▸ WHAT IS NEEDED
Write the entries below out again exactly; any picture in them stays out.

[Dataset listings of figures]
==========
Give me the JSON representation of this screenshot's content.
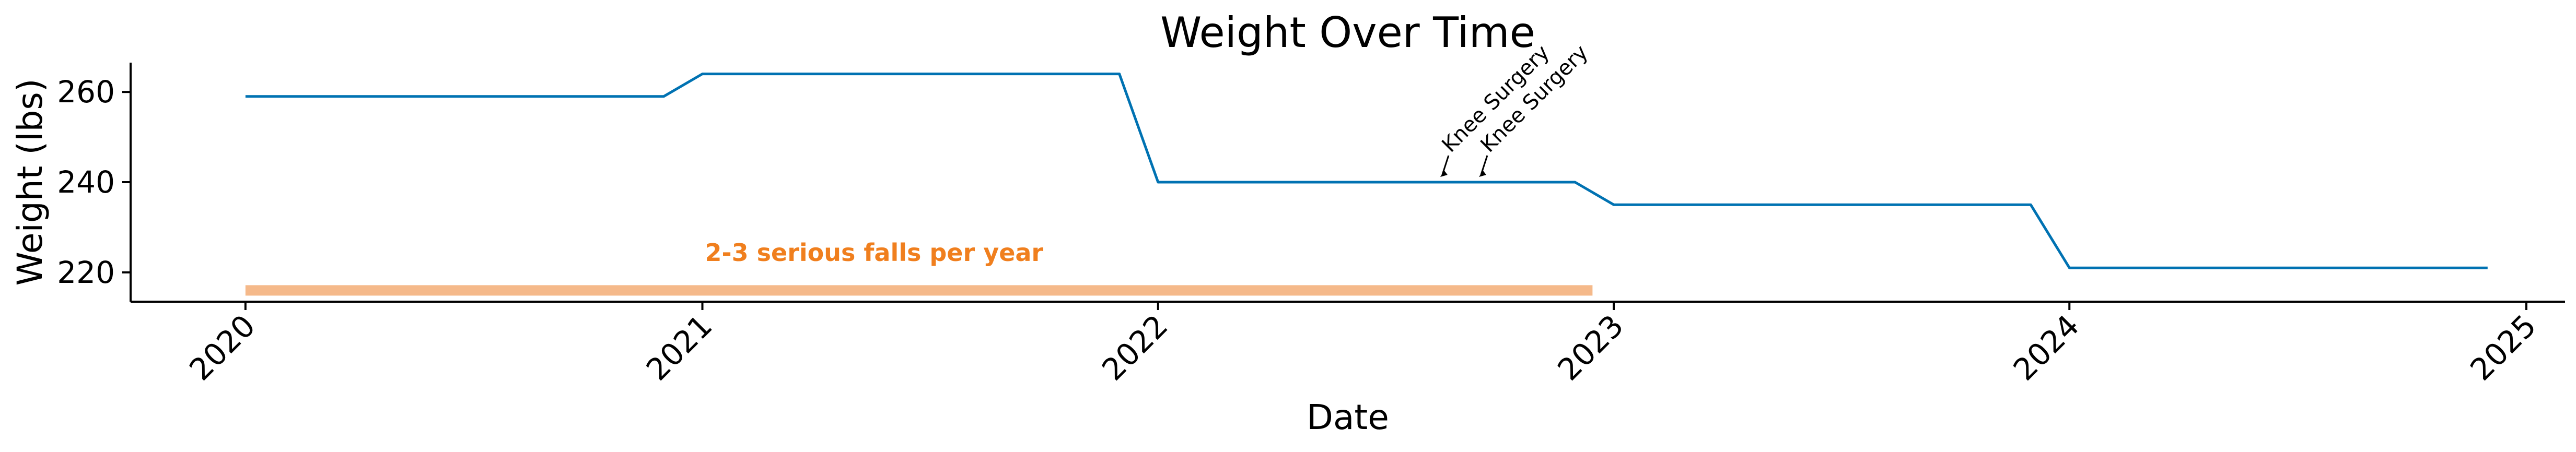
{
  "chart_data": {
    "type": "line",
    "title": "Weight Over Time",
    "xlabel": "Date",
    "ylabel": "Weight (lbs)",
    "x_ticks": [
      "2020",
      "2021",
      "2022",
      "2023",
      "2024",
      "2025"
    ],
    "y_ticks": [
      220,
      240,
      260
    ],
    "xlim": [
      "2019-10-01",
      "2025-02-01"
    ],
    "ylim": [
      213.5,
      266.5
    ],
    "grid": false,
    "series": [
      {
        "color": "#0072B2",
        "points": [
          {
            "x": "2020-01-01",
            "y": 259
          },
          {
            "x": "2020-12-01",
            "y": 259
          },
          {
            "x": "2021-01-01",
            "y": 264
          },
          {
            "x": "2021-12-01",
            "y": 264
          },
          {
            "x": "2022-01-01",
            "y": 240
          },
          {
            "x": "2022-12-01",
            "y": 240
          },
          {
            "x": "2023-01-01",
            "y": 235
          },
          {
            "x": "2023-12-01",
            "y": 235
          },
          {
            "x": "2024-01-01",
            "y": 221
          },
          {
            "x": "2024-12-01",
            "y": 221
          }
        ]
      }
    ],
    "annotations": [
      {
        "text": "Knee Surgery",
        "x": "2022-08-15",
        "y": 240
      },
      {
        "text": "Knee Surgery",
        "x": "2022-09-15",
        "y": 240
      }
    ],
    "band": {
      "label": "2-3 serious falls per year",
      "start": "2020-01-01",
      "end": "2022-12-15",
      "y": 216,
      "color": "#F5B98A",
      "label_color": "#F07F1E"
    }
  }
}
==========
▸ TASK RESPONSE
Give me the JSON representation of this screenshot's content.
{
  "chart_data": {
    "type": "line",
    "title": "Weight Over Time",
    "xlabel": "Date",
    "ylabel": "Weight (lbs)",
    "x_ticks": [
      "2020",
      "2021",
      "2022",
      "2023",
      "2024",
      "2025"
    ],
    "y_ticks": [
      220,
      240,
      260
    ],
    "xlim": [
      "2019-10-01",
      "2025-02-01"
    ],
    "ylim": [
      213.5,
      266.5
    ],
    "grid": false,
    "series": [
      {
        "color": "#0072B2",
        "points": [
          {
            "x": "2020-01-01",
            "y": 259
          },
          {
            "x": "2020-12-01",
            "y": 259
          },
          {
            "x": "2021-01-01",
            "y": 264
          },
          {
            "x": "2021-12-01",
            "y": 264
          },
          {
            "x": "2022-01-01",
            "y": 240
          },
          {
            "x": "2022-12-01",
            "y": 240
          },
          {
            "x": "2023-01-01",
            "y": 235
          },
          {
            "x": "2023-12-01",
            "y": 235
          },
          {
            "x": "2024-01-01",
            "y": 221
          },
          {
            "x": "2024-12-01",
            "y": 221
          }
        ]
      }
    ],
    "annotations": [
      {
        "text": "Knee Surgery",
        "x": "2022-08-15",
        "y": 240
      },
      {
        "text": "Knee Surgery",
        "x": "2022-09-15",
        "y": 240
      }
    ],
    "band": {
      "label": "2-3 serious falls per year",
      "start": "2020-01-01",
      "end": "2022-12-15",
      "y": 216,
      "color": "#F5B98A",
      "label_color": "#F07F1E"
    }
  }
}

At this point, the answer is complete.